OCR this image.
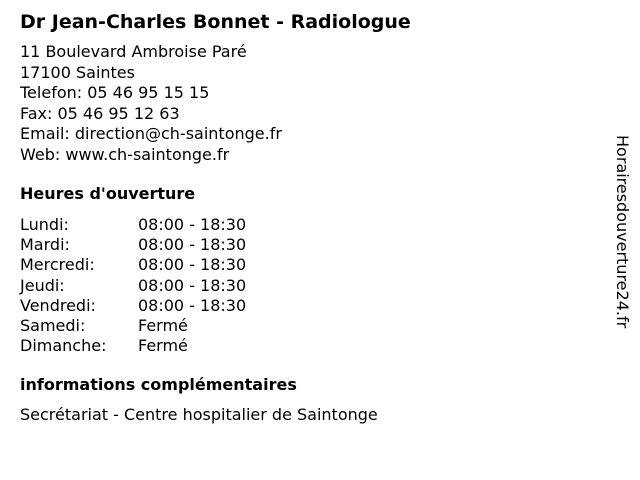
Dr Jean-Charles Bonnet - Radiologue
11 Boulevard Ambroise Paré
17100 Saintes
Telefon: 05 46 95 15 15
Fax: 05 46 95 12 63
Email: direction@ch-saintonge.fr
Web: www.ch-saintonge.fr
Heures d'ouverture
Lundi:	08:00 - 18:30
Mardi:	08:00 - 18:30
Mercredi:	08:00 - 18:30
Jeudi:	08:00 - 18:30
Vendredi:	08:00 - 18:30
Samedi:	Fermé
Dimanche:	Fermé
informations complémentaires
Secrétariat - Centre hospitalier de Saintonge
Horairesdouverture24.fr
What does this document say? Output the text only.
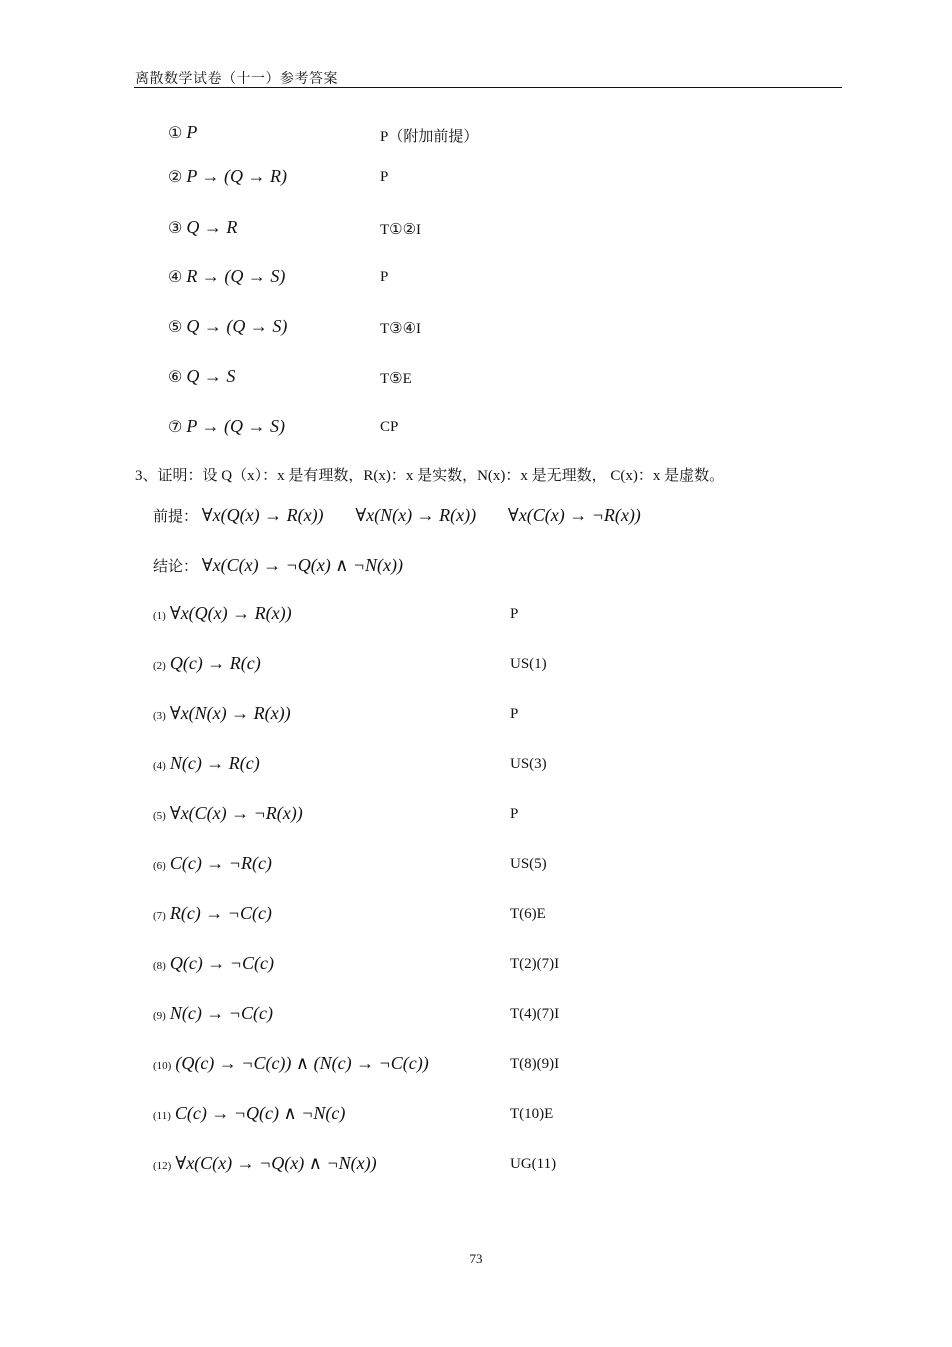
离散数学试卷（十一）参考答案
① P	P（附加前提）
② P → (Q → R)	P
③ Q → R	T①②I
④ R → (Q → S)	P
⑤ Q → (Q → S)	T③④I
⑥ Q → S	T⑤E
⑦ P → (Q → S)	CP
3、证明：设 Q（x）：x 是有理数，R(x)：x 是实数，N(x)：x 是无理数， C(x)：x 是虚数。
前提： ∀x(Q(x) → R(x)) ∀x(N(x) → R(x)) ∀x(C(x) → ¬R(x))
结论： ∀x(C(x) → ¬Q(x) ∧ ¬N(x))
(1) ∀x(Q(x) → R(x))	P
(2) Q(c) → R(c)	US(1)
(3) ∀x(N(x) → R(x))	P
(4) N(c) → R(c)	US(3)
(5) ∀x(C(x) → ¬R(x))	P
(6) C(c) → ¬R(c)	US(5)
(7) R(c) → ¬C(c)	T(6)E
(8) Q(c) → ¬C(c)	T(2)(7)I
(9) N(c) → ¬C(c)	T(4)(7)I
(10) (Q(c) → ¬C(c)) ∧ (N(c) → ¬C(c))	T(8)(9)I
(11) C(c) → ¬Q(c) ∧ ¬N(c)	T(10)E
(12) ∀x(C(x) → ¬Q(x) ∧ ¬N(x))	UG(11)
73
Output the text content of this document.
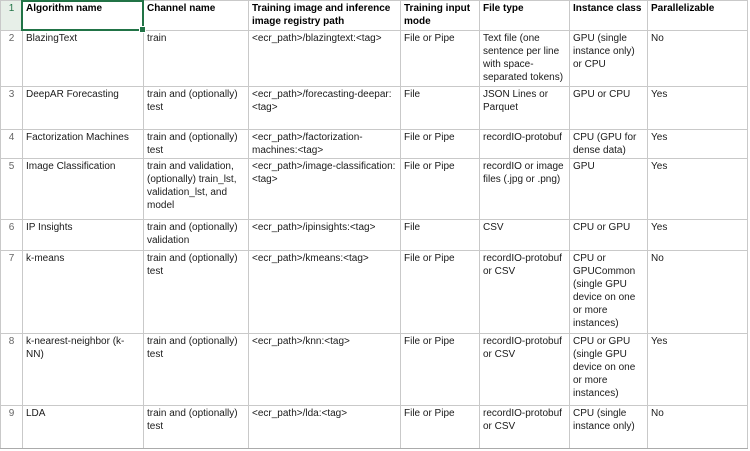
1	Algorithm name	Channel name	Training image and inference image registry path	Training input mode	File type	Instance class	Parallelizable
2	BlazingText	train	<ecr_path>/blazingtext:<tag>	File or Pipe	Text file (one sentence per line with space-separated tokens)	GPU (single instance only) or CPU	No
3	DeepAR Forecasting	train and (optionally) test	<ecr_path>/forecasting-deepar:<tag>	File	JSON Lines or Parquet	GPU or CPU	Yes
4	Factorization Machines	train and (optionally) test	<ecr_path>/factorization-machines:<tag>	File or Pipe	recordIO-protobuf	CPU (GPU for dense data)	Yes
5	Image Classification	train and validation, (optionally) train_lst, validation_lst, and model	<ecr_path>/image-classification:<tag>	File or Pipe	recordIO or image files (.jpg or .png)	GPU	Yes
6	IP Insights	train and (optionally) validation	<ecr_path>/ipinsights:<tag>	File	CSV	CPU or GPU	Yes
7	k-means	train and (optionally) test	<ecr_path>/kmeans:<tag>	File or Pipe	recordIO-protobuf or CSV	CPU or GPUCommon (single GPU device on one or more instances)	No
8	k-nearest-neighbor (k-NN)	train and (optionally) test	<ecr_path>/knn:<tag>	File or Pipe	recordIO-protobuf or CSV	CPU or GPU (single GPU device on one or more instances)	Yes
9	LDA	train and (optionally) test	<ecr_path>/lda:<tag>	File or Pipe	recordIO-protobuf or CSV	CPU (single instance only)	No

* * * *

* THE REQUEST *
Please list every line of the records that contains "instances".

* SOLUTION TO THE PROBLEM *
7	k-means	train and (optionally) test	<ecr_path>/kmeans:<tag>	File or Pipe	recordIO-protobuf or CSV	CPU or GPUCommon (single GPU device on one or more instances)	No
8	k-nearest-neighbor (k-NN)	train and (optionally) test	<ecr_path>/knn:<tag>	File or Pipe	recordIO-protobuf or CSV	CPU or GPU (single GPU device on one or more instances)	Yes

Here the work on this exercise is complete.